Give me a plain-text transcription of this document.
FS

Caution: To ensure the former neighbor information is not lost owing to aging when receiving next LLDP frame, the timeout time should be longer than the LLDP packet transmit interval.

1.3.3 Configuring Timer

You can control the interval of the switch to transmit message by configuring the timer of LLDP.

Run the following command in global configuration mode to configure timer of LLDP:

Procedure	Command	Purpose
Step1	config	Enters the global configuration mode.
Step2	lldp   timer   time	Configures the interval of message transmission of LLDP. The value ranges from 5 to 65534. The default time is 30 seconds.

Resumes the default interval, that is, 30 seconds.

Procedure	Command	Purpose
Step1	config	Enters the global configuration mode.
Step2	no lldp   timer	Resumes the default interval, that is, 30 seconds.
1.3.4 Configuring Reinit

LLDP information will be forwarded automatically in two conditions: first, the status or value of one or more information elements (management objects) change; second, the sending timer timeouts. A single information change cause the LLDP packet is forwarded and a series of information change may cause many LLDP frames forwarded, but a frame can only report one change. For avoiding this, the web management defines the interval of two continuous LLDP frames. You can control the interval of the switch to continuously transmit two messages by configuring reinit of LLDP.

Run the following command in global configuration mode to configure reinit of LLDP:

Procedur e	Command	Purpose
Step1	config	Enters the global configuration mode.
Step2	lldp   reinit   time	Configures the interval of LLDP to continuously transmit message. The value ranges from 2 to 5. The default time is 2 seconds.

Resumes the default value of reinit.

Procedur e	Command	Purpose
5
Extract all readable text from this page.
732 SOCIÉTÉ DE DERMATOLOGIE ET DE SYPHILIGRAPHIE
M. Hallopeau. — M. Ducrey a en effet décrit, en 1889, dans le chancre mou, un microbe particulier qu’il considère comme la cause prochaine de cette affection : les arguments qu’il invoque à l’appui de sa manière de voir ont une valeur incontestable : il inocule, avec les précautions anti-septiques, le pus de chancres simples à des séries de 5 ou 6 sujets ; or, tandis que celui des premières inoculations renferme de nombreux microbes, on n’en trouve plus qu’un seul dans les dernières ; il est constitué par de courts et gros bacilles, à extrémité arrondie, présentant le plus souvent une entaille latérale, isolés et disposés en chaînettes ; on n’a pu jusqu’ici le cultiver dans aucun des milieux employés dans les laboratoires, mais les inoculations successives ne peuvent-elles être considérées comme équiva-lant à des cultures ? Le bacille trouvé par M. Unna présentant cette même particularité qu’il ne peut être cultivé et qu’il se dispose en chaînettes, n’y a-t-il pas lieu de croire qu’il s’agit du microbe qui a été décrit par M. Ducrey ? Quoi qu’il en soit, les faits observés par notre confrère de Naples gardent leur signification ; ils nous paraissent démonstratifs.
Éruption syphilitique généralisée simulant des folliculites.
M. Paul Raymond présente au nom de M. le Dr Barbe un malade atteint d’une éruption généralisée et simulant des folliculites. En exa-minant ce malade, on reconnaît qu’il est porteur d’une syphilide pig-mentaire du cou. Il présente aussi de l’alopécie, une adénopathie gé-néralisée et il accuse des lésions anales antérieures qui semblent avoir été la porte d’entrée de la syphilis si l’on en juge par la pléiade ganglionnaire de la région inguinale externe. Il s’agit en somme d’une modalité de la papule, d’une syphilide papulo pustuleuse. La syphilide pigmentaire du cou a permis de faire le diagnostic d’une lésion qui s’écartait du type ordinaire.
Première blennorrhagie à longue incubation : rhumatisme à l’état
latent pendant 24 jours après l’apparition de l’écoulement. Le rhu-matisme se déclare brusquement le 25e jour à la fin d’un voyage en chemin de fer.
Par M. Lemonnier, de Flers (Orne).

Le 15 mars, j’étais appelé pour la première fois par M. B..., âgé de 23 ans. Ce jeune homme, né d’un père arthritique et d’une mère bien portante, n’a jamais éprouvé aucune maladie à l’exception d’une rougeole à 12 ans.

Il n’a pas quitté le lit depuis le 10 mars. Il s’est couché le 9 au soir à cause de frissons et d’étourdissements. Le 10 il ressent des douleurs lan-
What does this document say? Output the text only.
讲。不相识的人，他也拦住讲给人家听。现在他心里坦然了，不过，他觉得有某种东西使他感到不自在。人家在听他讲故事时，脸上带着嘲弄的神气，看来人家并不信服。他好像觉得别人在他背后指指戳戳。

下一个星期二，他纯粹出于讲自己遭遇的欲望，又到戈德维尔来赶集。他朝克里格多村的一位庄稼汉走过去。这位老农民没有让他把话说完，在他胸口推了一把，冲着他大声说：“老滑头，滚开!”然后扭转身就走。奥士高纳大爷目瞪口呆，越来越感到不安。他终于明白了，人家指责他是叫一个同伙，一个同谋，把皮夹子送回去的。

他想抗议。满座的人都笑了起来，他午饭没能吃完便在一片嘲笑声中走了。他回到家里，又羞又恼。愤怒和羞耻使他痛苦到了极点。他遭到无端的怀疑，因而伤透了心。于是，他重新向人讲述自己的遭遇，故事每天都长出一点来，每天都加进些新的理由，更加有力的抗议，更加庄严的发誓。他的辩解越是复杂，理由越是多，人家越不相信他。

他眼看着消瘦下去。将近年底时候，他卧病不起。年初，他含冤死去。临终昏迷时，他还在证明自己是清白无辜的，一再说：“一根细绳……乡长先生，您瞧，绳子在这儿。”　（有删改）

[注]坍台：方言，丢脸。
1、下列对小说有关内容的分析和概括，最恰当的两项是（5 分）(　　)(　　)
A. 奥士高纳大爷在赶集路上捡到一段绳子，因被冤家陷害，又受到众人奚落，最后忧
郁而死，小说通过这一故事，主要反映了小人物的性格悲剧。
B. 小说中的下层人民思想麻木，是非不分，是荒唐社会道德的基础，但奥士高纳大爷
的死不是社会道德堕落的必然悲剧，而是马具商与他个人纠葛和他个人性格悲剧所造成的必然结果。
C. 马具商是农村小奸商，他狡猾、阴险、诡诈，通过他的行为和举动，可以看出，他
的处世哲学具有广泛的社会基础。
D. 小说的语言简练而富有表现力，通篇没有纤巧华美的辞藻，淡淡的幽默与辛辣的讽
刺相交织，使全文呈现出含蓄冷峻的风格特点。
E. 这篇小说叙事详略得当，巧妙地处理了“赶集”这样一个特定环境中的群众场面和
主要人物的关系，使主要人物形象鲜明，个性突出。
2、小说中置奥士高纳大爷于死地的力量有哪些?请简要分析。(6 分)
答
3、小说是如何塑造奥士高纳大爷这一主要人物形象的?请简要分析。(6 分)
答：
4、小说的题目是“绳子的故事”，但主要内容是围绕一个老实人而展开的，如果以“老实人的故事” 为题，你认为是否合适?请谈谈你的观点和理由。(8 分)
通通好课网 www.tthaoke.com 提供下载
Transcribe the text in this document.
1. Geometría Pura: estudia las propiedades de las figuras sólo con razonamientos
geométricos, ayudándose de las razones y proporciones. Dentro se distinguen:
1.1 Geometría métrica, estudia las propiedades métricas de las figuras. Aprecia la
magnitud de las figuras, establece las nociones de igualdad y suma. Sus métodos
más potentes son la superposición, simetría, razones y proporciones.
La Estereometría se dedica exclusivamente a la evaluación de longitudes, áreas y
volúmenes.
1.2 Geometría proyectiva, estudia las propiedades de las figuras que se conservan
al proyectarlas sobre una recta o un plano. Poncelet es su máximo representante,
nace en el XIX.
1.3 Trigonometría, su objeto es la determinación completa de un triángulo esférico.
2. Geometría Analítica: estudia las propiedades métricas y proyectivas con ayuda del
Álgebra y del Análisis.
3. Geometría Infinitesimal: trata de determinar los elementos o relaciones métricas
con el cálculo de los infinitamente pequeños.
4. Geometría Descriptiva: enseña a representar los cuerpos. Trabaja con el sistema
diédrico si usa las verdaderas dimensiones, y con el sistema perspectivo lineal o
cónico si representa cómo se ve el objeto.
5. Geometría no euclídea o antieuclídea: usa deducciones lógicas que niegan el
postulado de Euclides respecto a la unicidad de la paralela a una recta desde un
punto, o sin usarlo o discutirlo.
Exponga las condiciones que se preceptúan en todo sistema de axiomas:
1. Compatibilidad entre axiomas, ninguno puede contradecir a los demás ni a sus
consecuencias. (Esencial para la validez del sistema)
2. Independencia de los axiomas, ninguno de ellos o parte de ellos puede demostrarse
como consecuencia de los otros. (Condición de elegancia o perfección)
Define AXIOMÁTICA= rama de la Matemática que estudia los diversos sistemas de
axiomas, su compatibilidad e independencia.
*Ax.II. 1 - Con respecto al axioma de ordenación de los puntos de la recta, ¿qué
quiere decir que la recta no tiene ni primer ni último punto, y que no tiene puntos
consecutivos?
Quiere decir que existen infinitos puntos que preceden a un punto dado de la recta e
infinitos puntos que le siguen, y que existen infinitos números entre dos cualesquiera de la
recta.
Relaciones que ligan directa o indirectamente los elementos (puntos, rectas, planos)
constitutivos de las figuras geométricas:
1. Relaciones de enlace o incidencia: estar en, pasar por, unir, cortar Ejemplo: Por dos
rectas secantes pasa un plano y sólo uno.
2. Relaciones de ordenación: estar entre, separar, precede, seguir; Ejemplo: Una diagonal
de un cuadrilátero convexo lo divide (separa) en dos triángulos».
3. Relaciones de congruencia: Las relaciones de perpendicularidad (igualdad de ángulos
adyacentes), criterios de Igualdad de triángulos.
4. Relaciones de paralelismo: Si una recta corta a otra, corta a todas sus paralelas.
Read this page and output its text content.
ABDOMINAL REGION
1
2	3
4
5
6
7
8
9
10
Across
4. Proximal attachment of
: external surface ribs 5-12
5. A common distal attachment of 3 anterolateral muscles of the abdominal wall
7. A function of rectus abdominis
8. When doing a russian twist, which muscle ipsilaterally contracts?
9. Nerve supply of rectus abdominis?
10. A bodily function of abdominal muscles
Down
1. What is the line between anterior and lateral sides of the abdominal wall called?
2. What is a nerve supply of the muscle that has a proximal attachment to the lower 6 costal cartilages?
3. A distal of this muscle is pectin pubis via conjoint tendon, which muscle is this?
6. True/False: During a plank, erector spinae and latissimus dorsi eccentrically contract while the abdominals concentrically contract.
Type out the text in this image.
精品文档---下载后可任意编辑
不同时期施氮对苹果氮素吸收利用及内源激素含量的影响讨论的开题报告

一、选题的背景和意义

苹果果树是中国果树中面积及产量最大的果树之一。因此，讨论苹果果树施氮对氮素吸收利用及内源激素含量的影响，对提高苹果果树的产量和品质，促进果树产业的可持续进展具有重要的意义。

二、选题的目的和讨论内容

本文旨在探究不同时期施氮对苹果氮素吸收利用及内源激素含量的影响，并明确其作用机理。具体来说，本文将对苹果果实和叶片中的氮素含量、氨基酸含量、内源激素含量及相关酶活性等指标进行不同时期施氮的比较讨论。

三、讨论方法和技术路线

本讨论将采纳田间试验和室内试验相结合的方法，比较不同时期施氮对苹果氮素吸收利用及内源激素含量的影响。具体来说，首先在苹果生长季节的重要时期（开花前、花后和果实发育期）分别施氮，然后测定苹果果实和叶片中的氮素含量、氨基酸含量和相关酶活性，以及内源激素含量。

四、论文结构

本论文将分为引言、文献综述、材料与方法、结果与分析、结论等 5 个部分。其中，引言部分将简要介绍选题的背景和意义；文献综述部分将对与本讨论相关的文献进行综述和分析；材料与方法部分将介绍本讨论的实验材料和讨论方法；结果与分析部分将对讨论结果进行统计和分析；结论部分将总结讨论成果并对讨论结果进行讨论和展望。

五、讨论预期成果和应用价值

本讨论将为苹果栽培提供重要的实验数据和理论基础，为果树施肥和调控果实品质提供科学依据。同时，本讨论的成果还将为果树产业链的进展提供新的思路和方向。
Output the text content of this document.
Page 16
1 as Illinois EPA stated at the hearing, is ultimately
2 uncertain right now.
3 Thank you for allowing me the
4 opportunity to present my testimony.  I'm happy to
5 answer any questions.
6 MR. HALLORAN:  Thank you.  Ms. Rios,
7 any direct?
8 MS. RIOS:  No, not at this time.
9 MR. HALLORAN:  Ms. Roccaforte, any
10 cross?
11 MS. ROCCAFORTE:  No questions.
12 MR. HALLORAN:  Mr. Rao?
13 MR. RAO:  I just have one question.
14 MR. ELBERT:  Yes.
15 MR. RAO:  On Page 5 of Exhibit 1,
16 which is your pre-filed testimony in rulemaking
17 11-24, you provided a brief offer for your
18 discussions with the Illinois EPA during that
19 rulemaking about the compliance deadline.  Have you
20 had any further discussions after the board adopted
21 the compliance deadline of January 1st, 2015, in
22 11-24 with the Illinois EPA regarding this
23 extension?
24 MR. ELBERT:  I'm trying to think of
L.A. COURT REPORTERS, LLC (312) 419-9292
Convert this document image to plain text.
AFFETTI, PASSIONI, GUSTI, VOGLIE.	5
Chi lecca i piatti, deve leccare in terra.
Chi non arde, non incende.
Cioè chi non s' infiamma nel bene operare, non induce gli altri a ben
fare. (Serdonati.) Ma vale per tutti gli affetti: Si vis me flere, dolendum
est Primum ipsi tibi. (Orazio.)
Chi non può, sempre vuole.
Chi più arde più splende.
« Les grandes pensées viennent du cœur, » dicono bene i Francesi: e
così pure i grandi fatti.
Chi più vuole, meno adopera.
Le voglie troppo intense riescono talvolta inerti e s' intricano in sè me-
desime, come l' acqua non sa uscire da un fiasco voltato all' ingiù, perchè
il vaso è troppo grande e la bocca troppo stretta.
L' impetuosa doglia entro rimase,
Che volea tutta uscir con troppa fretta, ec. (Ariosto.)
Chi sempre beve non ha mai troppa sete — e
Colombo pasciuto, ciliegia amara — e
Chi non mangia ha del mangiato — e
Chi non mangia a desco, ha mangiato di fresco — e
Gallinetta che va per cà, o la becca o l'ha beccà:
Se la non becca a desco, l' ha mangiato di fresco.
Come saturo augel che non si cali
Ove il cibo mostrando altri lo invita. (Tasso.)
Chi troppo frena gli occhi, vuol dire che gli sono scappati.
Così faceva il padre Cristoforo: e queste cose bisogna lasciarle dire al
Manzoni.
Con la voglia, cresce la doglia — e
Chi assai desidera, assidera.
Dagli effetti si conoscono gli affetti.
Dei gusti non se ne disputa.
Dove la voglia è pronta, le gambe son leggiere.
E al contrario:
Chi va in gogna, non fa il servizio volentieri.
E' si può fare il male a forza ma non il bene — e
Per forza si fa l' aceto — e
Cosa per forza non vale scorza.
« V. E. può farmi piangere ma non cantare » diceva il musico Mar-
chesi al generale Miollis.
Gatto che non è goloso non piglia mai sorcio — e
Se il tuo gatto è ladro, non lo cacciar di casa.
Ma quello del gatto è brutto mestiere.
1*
####################
#### Given instruction
Copy all lines of the material above where the string "fresco" occurs.

#### The answer
Chi non mangia a desco, ha mangiato di fresco — e
Se la non becca a desco, l' ha mangiato di fresco.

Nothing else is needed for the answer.